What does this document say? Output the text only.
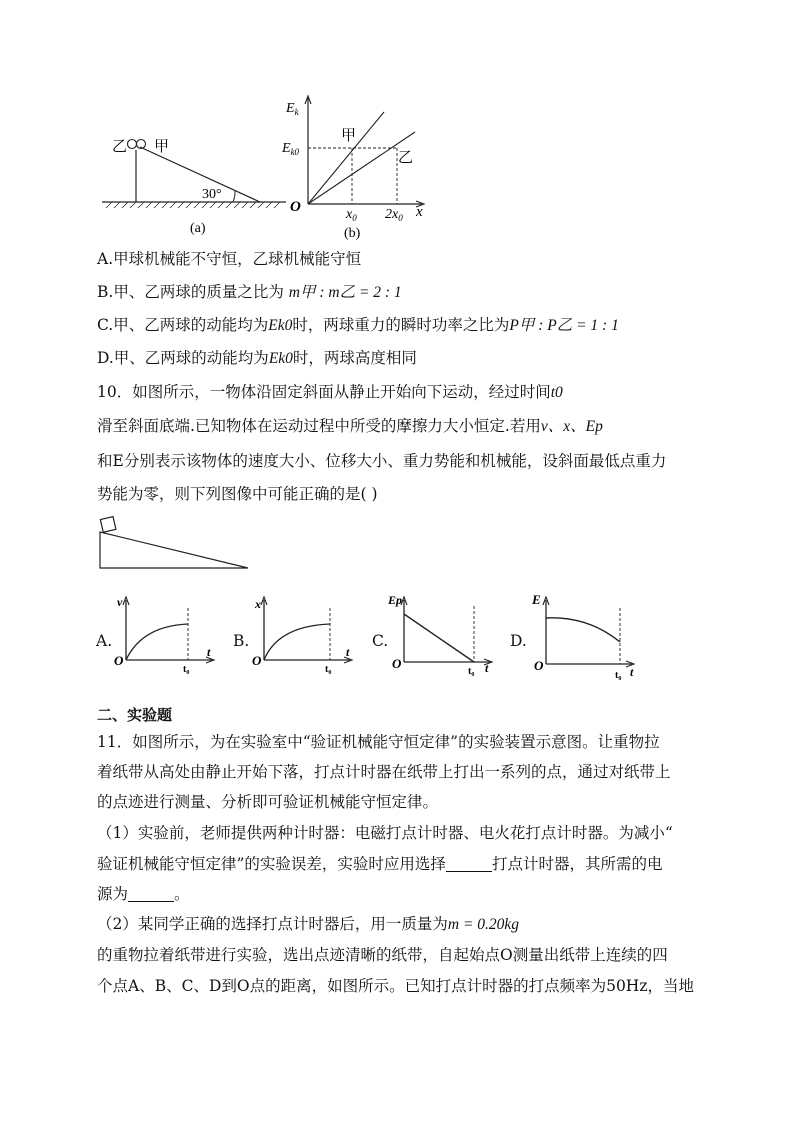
乙 甲
30°
(a)
$E_k$
$E_{k0}$
O	x
$x_0$ $2x_0$
甲
乙
(b)
A.甲球机械能不守恒，乙球机械能守恒
B.甲、乙两球的质量之比为 m甲 : m乙 = 2 : 1
C.甲、乙两球的动能均为Ek0时，两球重力的瞬时功率之比为P甲 : P乙 = 1 : 1
D.甲、乙两球的动能均为Ek0时，两球高度相同
10．如图所示，一物体沿固定斜面从静止开始向下运动，经过时间t0
滑至斜面底端.已知物体在运动过程中所受的摩擦力大小恒定.若用v、x、Ep
和E分别表示该物体的速度大小、位移大小、重力势能和机械能，设斜面最低点重力
势能为零，则下列图像中可能正确的是( )
A.
v
O
t₀
t
B.
x
O
t₀
t
C.
Ep
O
t₀ t
D.
E
O
t₀ t
二、实验题
11．如图所示，为在实验室中“验证机械能守恒定律”的实验装置示意图。让重物拉
着纸带从高处由静止开始下落，打点计时器在纸带上打出一系列的点，通过对纸带上
的点迹进行测量、分析即可验证机械能守恒定律。
（1）实验前，老师提供两种计时器：电磁打点计时器、电火花打点计时器。为减小“
验证机械能守恒定律”的实验误差，实验时应用选择	打点计时器，其所需的电
源为	。
（2）某同学正确的选择打点计时器后，用一质量为m = 0.20kg
的重物拉着纸带进行实验，选出点迹清晰的纸带，自起始点O测量出纸带上连续的四
个点A、B、C、D到O点的距离，如图所示。已知打点计时器的打点频率为50Hz，当地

Task goal: Copy out each line of the listing that holds "如图所示".

Output of the task:
10．如图所示，一物体沿固定斜面从静止开始向下运动，经过时间t0
11．如图所示，为在实验室中“验证机械能守恒定律”的实验装置示意图。让重物拉
个点A、B、C、D到O点的距离，如图所示。已知打点计时器的打点频率为50Hz，当地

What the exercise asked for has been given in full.